-- SET PROBLEM --
Quote each record exactly, please, leaving none out.

--- Start ---

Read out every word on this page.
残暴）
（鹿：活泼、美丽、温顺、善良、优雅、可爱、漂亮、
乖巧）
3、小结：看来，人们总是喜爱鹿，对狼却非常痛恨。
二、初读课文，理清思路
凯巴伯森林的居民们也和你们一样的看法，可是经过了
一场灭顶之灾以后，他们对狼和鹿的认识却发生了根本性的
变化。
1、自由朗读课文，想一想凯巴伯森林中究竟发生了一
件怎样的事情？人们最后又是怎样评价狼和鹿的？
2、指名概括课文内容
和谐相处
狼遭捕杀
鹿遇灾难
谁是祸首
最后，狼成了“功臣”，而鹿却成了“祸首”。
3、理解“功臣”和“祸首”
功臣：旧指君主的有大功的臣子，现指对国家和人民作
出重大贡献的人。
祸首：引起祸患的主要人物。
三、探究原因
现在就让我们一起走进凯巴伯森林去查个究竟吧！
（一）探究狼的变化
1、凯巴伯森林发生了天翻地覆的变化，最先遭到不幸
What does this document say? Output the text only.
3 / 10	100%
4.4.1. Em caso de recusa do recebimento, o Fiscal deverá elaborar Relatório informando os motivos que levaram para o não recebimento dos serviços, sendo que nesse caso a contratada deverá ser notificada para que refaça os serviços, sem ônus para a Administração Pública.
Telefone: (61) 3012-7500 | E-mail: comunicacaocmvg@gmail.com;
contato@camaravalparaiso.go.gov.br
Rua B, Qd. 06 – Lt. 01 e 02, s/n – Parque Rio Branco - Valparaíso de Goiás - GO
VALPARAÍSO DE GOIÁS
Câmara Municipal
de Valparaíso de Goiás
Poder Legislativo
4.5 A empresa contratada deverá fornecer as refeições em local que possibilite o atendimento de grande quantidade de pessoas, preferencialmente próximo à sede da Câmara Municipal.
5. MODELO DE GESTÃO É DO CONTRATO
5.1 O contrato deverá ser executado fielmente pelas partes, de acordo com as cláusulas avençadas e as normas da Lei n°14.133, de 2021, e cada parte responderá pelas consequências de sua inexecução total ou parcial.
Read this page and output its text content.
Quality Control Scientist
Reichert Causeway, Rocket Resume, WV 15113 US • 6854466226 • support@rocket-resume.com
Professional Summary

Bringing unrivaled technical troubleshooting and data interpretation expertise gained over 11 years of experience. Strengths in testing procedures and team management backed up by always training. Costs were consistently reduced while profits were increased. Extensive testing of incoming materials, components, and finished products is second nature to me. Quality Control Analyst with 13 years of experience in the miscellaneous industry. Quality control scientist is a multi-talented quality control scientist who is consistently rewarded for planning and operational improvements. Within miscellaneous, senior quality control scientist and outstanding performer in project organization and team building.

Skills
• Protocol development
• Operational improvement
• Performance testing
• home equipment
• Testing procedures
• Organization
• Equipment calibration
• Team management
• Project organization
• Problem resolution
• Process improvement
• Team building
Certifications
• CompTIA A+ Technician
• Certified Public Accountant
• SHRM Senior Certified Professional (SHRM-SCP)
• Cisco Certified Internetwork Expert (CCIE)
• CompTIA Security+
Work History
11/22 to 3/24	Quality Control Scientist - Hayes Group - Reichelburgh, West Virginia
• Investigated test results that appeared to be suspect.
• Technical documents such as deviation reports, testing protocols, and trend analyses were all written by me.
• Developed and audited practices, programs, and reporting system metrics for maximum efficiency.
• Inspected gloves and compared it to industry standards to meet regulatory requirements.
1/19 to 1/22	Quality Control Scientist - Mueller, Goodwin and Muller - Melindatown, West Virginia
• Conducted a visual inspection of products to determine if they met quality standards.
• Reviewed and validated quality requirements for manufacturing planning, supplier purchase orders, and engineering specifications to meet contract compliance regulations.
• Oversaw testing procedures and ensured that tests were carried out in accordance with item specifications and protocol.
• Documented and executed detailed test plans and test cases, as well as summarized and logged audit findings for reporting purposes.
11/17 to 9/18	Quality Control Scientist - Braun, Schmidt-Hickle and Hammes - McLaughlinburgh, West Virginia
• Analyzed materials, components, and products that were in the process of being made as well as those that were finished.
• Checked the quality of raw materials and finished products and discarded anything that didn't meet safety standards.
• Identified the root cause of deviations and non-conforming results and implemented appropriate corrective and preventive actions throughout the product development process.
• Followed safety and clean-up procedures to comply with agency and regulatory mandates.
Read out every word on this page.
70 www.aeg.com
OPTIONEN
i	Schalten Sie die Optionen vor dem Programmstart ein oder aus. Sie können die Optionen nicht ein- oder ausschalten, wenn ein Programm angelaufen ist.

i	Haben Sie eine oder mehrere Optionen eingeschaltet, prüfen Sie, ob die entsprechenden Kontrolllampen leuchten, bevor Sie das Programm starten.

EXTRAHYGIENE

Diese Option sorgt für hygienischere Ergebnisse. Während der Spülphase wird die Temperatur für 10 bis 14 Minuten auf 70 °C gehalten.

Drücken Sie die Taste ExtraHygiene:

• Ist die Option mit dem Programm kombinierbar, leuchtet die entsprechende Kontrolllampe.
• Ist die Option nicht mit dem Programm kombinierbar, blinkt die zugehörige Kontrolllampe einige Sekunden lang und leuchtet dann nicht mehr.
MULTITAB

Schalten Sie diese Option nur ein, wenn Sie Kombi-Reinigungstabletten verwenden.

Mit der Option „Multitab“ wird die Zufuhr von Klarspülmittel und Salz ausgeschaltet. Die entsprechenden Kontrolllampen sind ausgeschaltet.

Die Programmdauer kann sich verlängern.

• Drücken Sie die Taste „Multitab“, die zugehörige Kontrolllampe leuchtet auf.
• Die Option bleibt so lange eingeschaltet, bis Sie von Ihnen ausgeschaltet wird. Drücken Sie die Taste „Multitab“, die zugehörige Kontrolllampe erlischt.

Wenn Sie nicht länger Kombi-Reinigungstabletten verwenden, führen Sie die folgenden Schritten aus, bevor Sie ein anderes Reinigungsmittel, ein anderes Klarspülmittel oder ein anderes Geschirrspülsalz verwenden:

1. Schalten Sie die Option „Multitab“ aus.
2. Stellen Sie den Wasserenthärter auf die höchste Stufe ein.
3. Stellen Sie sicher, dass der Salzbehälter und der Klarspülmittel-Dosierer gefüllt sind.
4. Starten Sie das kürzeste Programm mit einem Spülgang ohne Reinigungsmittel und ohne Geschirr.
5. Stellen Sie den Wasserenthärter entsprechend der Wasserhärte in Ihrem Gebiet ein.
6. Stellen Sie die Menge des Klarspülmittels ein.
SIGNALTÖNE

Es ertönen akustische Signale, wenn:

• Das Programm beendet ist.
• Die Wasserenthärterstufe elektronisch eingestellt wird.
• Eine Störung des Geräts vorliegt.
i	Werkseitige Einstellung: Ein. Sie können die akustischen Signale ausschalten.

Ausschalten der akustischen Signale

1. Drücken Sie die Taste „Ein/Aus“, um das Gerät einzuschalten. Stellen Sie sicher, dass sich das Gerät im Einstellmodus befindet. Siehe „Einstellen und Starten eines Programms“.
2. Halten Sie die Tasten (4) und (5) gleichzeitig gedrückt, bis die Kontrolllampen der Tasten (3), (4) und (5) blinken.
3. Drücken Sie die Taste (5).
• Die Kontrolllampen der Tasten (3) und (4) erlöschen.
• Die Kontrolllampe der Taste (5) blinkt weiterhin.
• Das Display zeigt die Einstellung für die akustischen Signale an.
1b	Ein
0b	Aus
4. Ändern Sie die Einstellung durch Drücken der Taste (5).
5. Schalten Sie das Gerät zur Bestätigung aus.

--- End ---

-- FULL OUTPUT --
Read out every word on this page.
残暴）
（鹿：活泼、美丽、温顺、善良、优雅、可爱、漂亮、
乖巧）
3、小结：看来，人们总是喜爱鹿，对狼却非常痛恨。
二、初读课文，理清思路
凯巴伯森林的居民们也和你们一样的看法，可是经过了
一场灭顶之灾以后，他们对狼和鹿的认识却发生了根本性的
变化。
1、自由朗读课文，想一想凯巴伯森林中究竟发生了一
件怎样的事情？人们最后又是怎样评价狼和鹿的？
2、指名概括课文内容
和谐相处
狼遭捕杀
鹿遇灾难
谁是祸首
最后，狼成了“功臣”，而鹿却成了“祸首”。
3、理解“功臣”和“祸首”
功臣：旧指君主的有大功的臣子，现指对国家和人民作
出重大贡献的人。
祸首：引起祸患的主要人物。
三、探究原因
现在就让我们一起走进凯巴伯森林去查个究竟吧！
（一）探究狼的变化
1、凯巴伯森林发生了天翻地覆的变化，最先遭到不幸
What does this document say? Output the text only.
3 / 10	100%
4.4.1. Em caso de recusa do recebimento, o Fiscal deverá elaborar Relatório informando os motivos que levaram para o não recebimento dos serviços, sendo que nesse caso a contratada deverá ser notificada para que refaça os serviços, sem ônus para a Administração Pública.
Telefone: (61) 3012-7500 | E-mail: comunicacaocmvg@gmail.com;
contato@camaravalparaiso.go.gov.br
Rua B, Qd. 06 – Lt. 01 e 02, s/n – Parque Rio Branco - Valparaíso de Goiás - GO
VALPARAÍSO DE GOIÁS
Câmara Municipal
de Valparaíso de Goiás
Poder Legislativo
4.5 A empresa contratada deverá fornecer as refeições em local que possibilite o atendimento de grande quantidade de pessoas, preferencialmente próximo à sede da Câmara Municipal.
5. MODELO DE GESTÃO É DO CONTRATO
5.1 O contrato deverá ser executado fielmente pelas partes, de acordo com as cláusulas avençadas e as normas da Lei n°14.133, de 2021, e cada parte responderá pelas consequências de sua inexecução total ou parcial.
Read this page and output its text content.
Quality Control Scientist
Reichert Causeway, Rocket Resume, WV 15113 US • 6854466226 • support@rocket-resume.com
Professional Summary

Bringing unrivaled technical troubleshooting and data interpretation expertise gained over 11 years of experience. Strengths in testing procedures and team management backed up by always training. Costs were consistently reduced while profits were increased. Extensive testing of incoming materials, components, and finished products is second nature to me. Quality Control Analyst with 13 years of experience in the miscellaneous industry. Quality control scientist is a multi-talented quality control scientist who is consistently rewarded for planning and operational improvements. Within miscellaneous, senior quality control scientist and outstanding performer in project organization and team building.

Skills
• Protocol development
• Operational improvement
• Performance testing
• home equipment
• Testing procedures
• Organization
• Equipment calibration
• Team management
• Project organization
• Problem resolution
• Process improvement
• Team building
Certifications
• CompTIA A+ Technician
• Certified Public Accountant
• SHRM Senior Certified Professional (SHRM-SCP)
• Cisco Certified Internetwork Expert (CCIE)
• CompTIA Security+
Work History
11/22 to 3/24	Quality Control Scientist - Hayes Group - Reichelburgh, West Virginia
• Investigated test results that appeared to be suspect.
• Technical documents such as deviation reports, testing protocols, and trend analyses were all written by me.
• Developed and audited practices, programs, and reporting system metrics for maximum efficiency.
• Inspected gloves and compared it to industry standards to meet regulatory requirements.
1/19 to 1/22	Quality Control Scientist - Mueller, Goodwin and Muller - Melindatown, West Virginia
• Conducted a visual inspection of products to determine if they met quality standards.
• Reviewed and validated quality requirements for manufacturing planning, supplier purchase orders, and engineering specifications to meet contract compliance regulations.
• Oversaw testing procedures and ensured that tests were carried out in accordance with item specifications and protocol.
• Documented and executed detailed test plans and test cases, as well as summarized and logged audit findings for reporting purposes.
11/17 to 9/18	Quality Control Scientist - Braun, Schmidt-Hickle and Hammes - McLaughlinburgh, West Virginia
• Analyzed materials, components, and products that were in the process of being made as well as those that were finished.
• Checked the quality of raw materials and finished products and discarded anything that didn't meet safety standards.
• Identified the root cause of deviations and non-conforming results and implemented appropriate corrective and preventive actions throughout the product development process.
• Followed safety and clean-up procedures to comply with agency and regulatory mandates.
Read out every word on this page.
70 www.aeg.com
OPTIONEN
i	Schalten Sie die Optionen vor dem Programmstart ein oder aus. Sie können die Optionen nicht ein- oder ausschalten, wenn ein Programm angelaufen ist.

i	Haben Sie eine oder mehrere Optionen eingeschaltet, prüfen Sie, ob die entsprechenden Kontrolllampen leuchten, bevor Sie das Programm starten.

EXTRAHYGIENE

Diese Option sorgt für hygienischere Ergebnisse. Während der Spülphase wird die Temperatur für 10 bis 14 Minuten auf 70 °C gehalten.

Drücken Sie die Taste ExtraHygiene:

• Ist die Option mit dem Programm kombinierbar, leuchtet die entsprechende Kontrolllampe.
• Ist die Option nicht mit dem Programm kombinierbar, blinkt die zugehörige Kontrolllampe einige Sekunden lang und leuchtet dann nicht mehr.
MULTITAB

Schalten Sie diese Option nur ein, wenn Sie Kombi-Reinigungstabletten verwenden.

Mit der Option „Multitab“ wird die Zufuhr von Klarspülmittel und Salz ausgeschaltet. Die entsprechenden Kontrolllampen sind ausgeschaltet.

Die Programmdauer kann sich verlängern.

• Drücken Sie die Taste „Multitab“, die zugehörige Kontrolllampe leuchtet auf.
• Die Option bleibt so lange eingeschaltet, bis Sie von Ihnen ausgeschaltet wird. Drücken Sie die Taste „Multitab“, die zugehörige Kontrolllampe erlischt.

Wenn Sie nicht länger Kombi-Reinigungstabletten verwenden, führen Sie die folgenden Schritten aus, bevor Sie ein anderes Reinigungsmittel, ein anderes Klarspülmittel oder ein anderes Geschirrspülsalz verwenden:

1. Schalten Sie die Option „Multitab“ aus.
2. Stellen Sie den Wasserenthärter auf die höchste Stufe ein.
3. Stellen Sie sicher, dass der Salzbehälter und der Klarspülmittel-Dosierer gefüllt sind.
4. Starten Sie das kürzeste Programm mit einem Spülgang ohne Reinigungsmittel und ohne Geschirr.
5. Stellen Sie den Wasserenthärter entsprechend der Wasserhärte in Ihrem Gebiet ein.
6. Stellen Sie die Menge des Klarspülmittels ein.
SIGNALTÖNE

Es ertönen akustische Signale, wenn:

• Das Programm beendet ist.
• Die Wasserenthärterstufe elektronisch eingestellt wird.
• Eine Störung des Geräts vorliegt.
i	Werkseitige Einstellung: Ein. Sie können die akustischen Signale ausschalten.

Ausschalten der akustischen Signale

1. Drücken Sie die Taste „Ein/Aus“, um das Gerät einzuschalten. Stellen Sie sicher, dass sich das Gerät im Einstellmodus befindet. Siehe „Einstellen und Starten eines Programms“.
2. Halten Sie die Tasten (4) und (5) gleichzeitig gedrückt, bis die Kontrolllampen der Tasten (3), (4) und (5) blinken.
3. Drücken Sie die Taste (5).
• Die Kontrolllampen der Tasten (3) und (4) erlöschen.
• Die Kontrolllampe der Taste (5) blinkt weiterhin.
• Das Display zeigt die Einstellung für die akustischen Signale an.
1b	Ein
0b	Aus
4. Ändern Sie die Einstellung durch Drücken der Taste (5).
5. Schalten Sie das Gerät zur Bestätigung aus.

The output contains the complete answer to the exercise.